====== Entries shown
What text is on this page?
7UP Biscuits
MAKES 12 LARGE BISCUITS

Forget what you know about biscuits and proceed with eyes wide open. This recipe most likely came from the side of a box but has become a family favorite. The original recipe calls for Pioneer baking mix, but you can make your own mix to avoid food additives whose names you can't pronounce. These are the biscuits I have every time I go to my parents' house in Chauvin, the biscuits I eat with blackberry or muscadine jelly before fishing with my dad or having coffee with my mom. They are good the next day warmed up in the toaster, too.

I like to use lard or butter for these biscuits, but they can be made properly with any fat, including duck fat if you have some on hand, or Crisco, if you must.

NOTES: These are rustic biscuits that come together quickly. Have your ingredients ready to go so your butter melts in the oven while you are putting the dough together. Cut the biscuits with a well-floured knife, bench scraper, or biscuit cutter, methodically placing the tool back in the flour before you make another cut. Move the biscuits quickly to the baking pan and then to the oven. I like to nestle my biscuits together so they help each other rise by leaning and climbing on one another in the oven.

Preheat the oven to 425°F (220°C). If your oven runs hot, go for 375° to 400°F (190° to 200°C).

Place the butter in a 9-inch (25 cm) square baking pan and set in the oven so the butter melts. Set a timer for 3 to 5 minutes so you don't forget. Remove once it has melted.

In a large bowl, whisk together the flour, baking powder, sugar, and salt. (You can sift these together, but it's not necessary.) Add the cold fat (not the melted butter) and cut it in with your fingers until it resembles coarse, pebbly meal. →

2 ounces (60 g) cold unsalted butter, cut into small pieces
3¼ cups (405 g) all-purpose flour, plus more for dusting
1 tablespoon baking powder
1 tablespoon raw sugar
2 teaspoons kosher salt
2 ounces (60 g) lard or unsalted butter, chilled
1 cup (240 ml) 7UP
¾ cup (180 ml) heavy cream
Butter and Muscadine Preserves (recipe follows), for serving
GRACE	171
============
• Objective
Using the records above, pull out each line where the word "cold" occurs.

• Expected output
In a large bowl, whisk together the flour, baking powder, sugar, and salt. (You can sift these together, but it's not necessary.) Add the cold fat (not the melted butter) and cut it in with your fingers until it resembles coarse, pebbly meal. →
2 ounces (60 g) cold unsalted butter, cut into small pieces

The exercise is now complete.